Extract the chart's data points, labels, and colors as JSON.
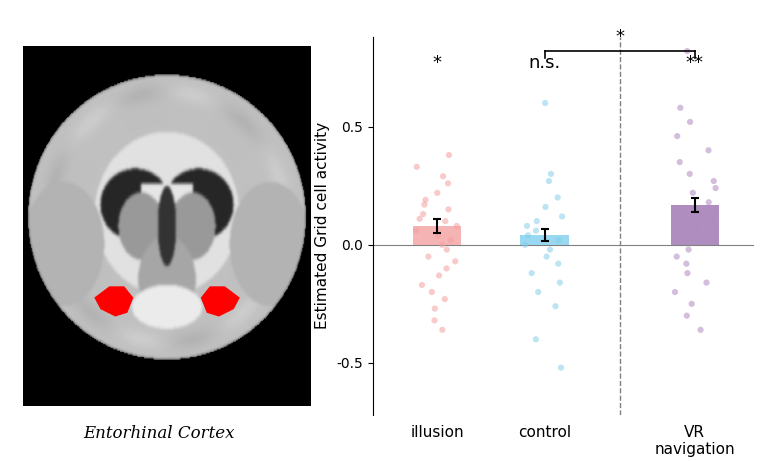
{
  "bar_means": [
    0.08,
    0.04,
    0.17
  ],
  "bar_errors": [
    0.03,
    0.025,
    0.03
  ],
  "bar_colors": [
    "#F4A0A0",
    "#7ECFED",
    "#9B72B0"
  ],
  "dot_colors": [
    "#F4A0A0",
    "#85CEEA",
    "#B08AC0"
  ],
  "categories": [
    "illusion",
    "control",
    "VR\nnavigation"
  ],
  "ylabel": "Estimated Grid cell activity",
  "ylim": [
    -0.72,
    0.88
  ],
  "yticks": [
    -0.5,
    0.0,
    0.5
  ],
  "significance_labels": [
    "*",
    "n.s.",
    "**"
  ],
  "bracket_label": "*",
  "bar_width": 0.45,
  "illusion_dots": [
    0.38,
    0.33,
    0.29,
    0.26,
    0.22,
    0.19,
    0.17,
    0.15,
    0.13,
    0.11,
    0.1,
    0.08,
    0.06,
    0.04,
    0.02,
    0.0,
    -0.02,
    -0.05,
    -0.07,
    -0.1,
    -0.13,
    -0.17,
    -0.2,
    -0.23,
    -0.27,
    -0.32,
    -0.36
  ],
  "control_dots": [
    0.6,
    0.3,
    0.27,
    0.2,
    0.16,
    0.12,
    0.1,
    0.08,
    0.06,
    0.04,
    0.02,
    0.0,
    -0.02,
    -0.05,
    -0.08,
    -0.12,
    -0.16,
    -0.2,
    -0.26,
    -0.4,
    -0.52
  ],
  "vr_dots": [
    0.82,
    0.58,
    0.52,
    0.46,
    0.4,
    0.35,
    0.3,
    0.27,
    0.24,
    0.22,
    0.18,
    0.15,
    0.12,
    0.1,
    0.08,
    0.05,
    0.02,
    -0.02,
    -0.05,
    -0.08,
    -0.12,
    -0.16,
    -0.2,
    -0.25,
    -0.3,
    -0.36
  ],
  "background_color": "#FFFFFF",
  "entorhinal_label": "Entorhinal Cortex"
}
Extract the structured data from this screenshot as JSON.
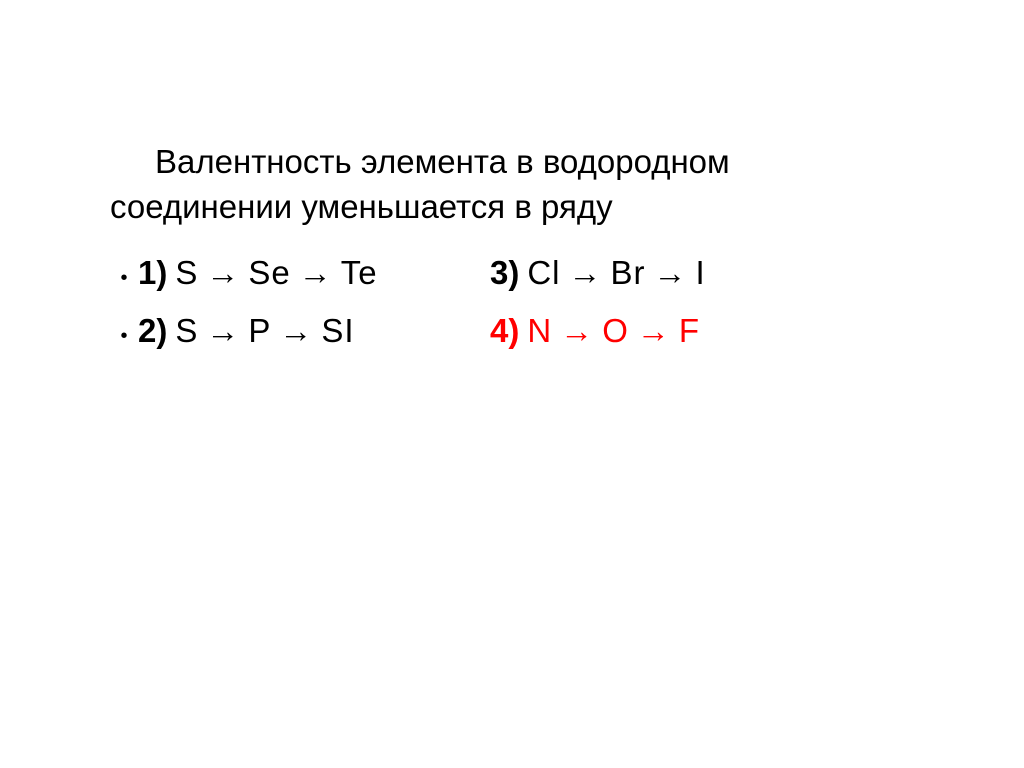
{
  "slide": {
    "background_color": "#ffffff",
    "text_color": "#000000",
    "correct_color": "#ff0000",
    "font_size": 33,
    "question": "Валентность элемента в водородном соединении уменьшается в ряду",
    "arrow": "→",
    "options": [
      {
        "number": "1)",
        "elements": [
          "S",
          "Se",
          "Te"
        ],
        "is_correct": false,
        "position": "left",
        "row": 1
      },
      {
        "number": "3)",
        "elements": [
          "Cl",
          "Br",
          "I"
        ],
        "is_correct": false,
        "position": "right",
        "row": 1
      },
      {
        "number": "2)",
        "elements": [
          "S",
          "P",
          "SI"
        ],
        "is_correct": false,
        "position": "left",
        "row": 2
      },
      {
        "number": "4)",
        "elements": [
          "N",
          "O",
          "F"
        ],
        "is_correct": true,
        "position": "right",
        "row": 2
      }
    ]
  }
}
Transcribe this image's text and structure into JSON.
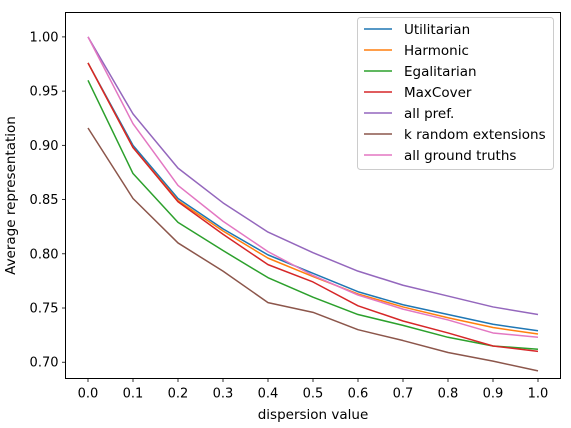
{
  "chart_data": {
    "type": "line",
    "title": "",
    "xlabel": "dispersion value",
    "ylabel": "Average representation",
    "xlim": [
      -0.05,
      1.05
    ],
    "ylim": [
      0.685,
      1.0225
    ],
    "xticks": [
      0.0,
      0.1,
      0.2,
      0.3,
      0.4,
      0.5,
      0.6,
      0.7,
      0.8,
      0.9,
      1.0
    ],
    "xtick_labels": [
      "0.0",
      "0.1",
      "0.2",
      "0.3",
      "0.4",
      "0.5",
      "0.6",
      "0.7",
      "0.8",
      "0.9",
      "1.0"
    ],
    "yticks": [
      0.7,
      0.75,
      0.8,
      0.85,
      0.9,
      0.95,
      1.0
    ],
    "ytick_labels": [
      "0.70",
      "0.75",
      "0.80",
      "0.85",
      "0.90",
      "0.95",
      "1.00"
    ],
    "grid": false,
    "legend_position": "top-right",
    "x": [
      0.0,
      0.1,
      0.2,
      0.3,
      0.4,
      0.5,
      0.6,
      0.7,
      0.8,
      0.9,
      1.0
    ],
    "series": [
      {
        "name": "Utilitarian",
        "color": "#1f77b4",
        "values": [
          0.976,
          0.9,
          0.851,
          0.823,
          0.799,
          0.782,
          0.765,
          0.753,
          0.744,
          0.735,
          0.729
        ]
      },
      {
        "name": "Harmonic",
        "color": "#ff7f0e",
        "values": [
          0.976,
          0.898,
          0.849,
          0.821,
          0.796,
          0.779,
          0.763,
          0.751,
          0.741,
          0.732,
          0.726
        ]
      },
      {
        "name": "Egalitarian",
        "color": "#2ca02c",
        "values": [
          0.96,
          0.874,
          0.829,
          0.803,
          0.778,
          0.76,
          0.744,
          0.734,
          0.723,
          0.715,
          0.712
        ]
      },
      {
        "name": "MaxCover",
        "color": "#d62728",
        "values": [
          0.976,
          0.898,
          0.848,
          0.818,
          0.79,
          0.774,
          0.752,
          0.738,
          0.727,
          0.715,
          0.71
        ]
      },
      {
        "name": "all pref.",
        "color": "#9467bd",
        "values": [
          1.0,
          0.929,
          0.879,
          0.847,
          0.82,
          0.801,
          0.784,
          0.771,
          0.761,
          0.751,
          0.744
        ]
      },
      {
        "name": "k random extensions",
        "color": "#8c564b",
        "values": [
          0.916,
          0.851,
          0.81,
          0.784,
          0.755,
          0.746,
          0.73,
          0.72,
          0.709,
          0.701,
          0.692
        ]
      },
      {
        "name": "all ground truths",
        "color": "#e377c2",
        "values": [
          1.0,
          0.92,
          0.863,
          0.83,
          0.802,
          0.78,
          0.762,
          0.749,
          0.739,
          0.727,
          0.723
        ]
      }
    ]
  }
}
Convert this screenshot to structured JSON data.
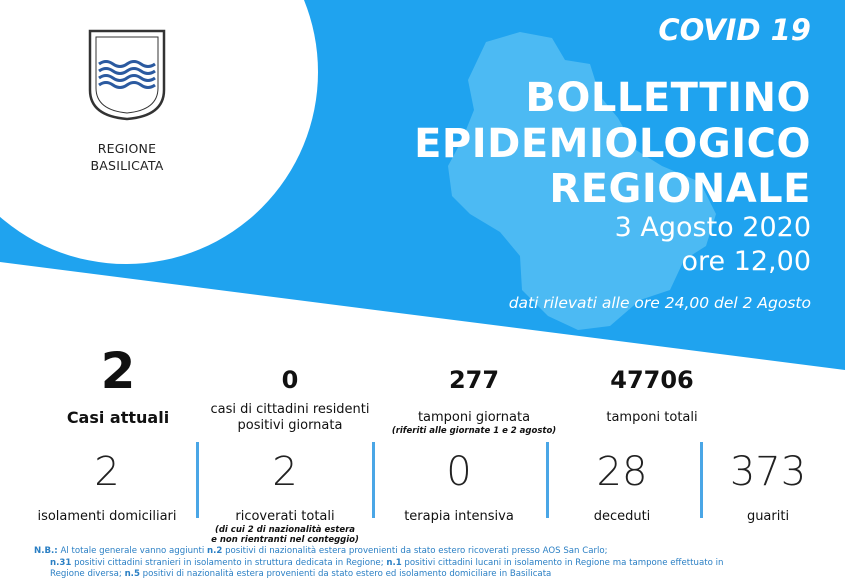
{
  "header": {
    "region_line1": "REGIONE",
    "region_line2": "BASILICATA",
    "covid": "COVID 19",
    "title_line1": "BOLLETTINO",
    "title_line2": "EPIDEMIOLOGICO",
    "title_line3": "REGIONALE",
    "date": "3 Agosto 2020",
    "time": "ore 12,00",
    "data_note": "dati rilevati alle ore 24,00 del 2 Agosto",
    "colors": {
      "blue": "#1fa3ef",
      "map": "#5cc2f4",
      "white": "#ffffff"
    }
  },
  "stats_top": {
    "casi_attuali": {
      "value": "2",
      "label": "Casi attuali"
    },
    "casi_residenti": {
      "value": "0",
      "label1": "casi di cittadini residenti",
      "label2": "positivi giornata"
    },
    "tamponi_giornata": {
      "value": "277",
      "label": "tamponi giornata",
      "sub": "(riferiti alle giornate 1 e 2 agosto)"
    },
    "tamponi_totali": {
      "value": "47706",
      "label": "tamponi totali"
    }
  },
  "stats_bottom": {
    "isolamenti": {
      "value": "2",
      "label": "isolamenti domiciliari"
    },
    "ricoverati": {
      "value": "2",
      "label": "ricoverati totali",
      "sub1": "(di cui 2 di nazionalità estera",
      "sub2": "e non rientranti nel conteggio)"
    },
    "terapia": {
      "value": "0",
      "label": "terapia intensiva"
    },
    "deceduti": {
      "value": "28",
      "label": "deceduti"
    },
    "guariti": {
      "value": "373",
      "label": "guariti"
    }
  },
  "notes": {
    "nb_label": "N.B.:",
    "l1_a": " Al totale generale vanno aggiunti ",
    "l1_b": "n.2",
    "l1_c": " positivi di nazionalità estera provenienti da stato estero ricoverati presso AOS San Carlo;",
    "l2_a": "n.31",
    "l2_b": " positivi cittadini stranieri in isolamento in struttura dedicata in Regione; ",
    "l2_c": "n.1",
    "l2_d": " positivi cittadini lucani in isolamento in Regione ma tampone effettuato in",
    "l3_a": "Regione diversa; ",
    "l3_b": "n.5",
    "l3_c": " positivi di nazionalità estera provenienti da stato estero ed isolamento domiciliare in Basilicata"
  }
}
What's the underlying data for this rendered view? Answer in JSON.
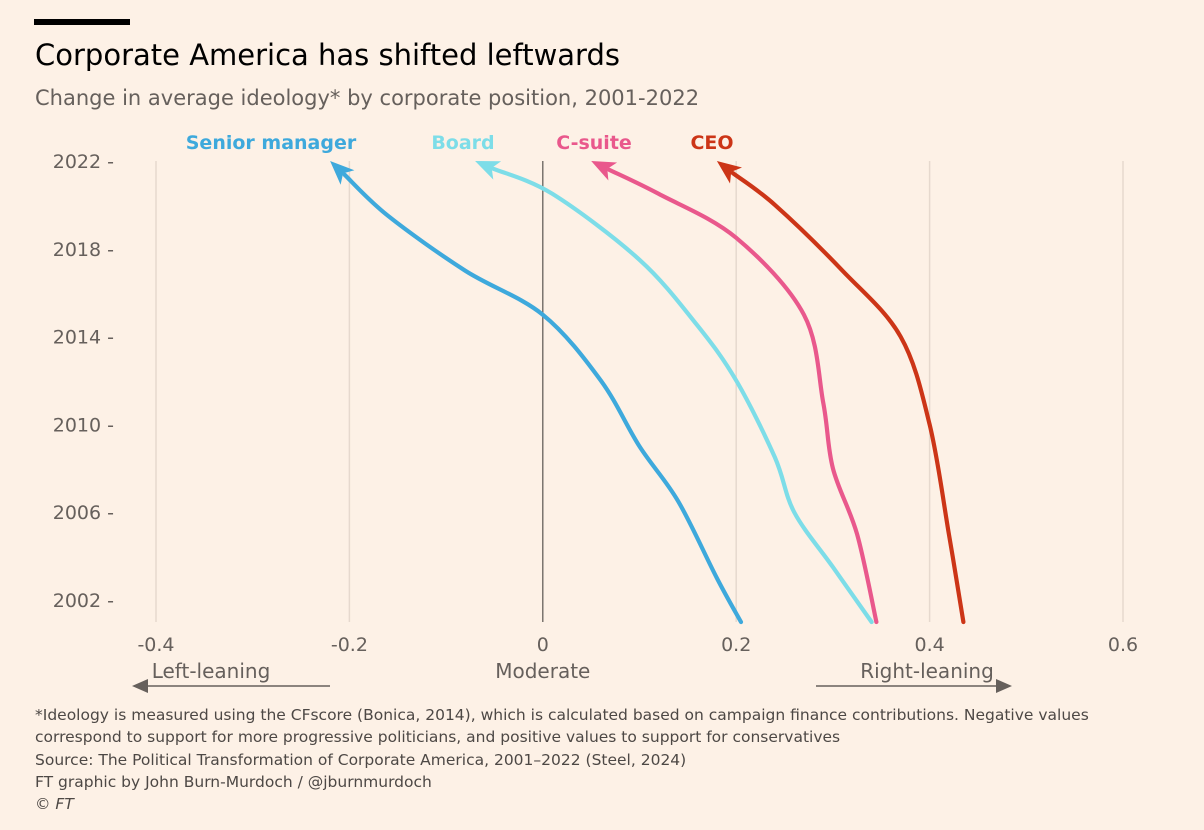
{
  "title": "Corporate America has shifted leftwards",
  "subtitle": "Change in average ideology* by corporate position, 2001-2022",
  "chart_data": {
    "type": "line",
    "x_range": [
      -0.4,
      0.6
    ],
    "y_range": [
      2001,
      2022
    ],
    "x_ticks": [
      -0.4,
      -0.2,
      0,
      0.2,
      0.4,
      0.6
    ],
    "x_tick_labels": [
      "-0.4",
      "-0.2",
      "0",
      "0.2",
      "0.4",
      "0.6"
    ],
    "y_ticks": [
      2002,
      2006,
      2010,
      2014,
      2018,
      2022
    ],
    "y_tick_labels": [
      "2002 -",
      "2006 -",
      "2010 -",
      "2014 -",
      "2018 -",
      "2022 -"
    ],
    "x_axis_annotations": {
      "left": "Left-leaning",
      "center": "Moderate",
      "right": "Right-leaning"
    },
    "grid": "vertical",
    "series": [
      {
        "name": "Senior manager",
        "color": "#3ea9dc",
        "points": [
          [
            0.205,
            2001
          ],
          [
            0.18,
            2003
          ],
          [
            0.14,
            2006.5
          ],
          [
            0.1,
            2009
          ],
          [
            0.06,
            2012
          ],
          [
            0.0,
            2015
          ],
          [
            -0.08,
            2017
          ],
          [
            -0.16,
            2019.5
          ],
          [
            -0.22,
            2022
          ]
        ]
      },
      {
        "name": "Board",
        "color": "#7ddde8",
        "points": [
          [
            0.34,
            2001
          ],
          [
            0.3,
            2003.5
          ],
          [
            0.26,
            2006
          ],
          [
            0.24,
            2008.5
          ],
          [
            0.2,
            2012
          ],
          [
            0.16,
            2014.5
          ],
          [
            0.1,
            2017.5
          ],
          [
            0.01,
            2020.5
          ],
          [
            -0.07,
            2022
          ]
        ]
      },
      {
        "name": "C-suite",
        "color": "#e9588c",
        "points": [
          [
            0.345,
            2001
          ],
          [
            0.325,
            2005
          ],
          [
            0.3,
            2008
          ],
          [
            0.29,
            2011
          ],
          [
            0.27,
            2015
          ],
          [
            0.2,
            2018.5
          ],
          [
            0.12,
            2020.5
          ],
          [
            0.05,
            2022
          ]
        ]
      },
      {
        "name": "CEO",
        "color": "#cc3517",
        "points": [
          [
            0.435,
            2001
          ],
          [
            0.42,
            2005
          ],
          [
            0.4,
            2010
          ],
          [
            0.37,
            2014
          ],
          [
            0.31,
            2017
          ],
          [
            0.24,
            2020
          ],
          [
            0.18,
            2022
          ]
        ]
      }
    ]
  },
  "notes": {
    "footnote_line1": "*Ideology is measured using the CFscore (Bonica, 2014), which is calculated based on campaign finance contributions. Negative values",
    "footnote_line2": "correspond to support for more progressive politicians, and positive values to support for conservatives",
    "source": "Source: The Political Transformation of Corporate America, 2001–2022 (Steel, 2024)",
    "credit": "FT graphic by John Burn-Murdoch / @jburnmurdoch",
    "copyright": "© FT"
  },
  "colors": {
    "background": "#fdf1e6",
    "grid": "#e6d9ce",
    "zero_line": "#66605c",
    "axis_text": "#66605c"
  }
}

Exercise objective — From the data, pick out every line that includes "screenshot".

Response to the task —
Extract the structured data from this screenshot as JSON.
Convert this screenshot to structured JSON data.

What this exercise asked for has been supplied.